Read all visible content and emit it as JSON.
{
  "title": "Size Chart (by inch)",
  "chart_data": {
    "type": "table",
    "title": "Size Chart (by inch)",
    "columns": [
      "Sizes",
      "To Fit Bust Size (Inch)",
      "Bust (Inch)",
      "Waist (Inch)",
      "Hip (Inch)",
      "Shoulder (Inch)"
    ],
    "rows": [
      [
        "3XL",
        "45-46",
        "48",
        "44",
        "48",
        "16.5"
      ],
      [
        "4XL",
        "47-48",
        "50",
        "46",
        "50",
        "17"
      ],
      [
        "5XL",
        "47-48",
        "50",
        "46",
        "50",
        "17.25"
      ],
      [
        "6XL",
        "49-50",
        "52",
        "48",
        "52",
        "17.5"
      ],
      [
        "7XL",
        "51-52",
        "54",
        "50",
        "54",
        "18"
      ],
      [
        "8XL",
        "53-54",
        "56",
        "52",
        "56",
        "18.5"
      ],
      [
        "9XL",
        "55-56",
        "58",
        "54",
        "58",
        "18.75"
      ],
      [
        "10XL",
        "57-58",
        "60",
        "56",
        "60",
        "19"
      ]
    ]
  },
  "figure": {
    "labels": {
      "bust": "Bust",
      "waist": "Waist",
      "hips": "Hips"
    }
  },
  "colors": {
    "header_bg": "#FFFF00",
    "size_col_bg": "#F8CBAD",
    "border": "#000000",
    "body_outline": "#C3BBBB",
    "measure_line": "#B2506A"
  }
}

Requirements >> Your task is to repeat the data exactly; please include every line.

Expected output >>
Read all visible content and emit it as JSON.
{
  "title": "Size Chart (by inch)",
  "chart_data": {
    "type": "table",
    "title": "Size Chart (by inch)",
    "columns": [
      "Sizes",
      "To Fit Bust Size (Inch)",
      "Bust (Inch)",
      "Waist (Inch)",
      "Hip (Inch)",
      "Shoulder (Inch)"
    ],
    "rows": [
      [
        "3XL",
        "45-46",
        "48",
        "44",
        "48",
        "16.5"
      ],
      [
        "4XL",
        "47-48",
        "50",
        "46",
        "50",
        "17"
      ],
      [
        "5XL",
        "47-48",
        "50",
        "46",
        "50",
        "17.25"
      ],
      [
        "6XL",
        "49-50",
        "52",
        "48",
        "52",
        "17.5"
      ],
      [
        "7XL",
        "51-52",
        "54",
        "50",
        "54",
        "18"
      ],
      [
        "8XL",
        "53-54",
        "56",
        "52",
        "56",
        "18.5"
      ],
      [
        "9XL",
        "55-56",
        "58",
        "54",
        "58",
        "18.75"
      ],
      [
        "10XL",
        "57-58",
        "60",
        "56",
        "60",
        "19"
      ]
    ]
  },
  "figure": {
    "labels": {
      "bust": "Bust",
      "waist": "Waist",
      "hips": "Hips"
    }
  },
  "colors": {
    "header_bg": "#FFFF00",
    "size_col_bg": "#F8CBAD",
    "border": "#000000",
    "body_outline": "#C3BBBB",
    "measure_line": "#B2506A"
  }
}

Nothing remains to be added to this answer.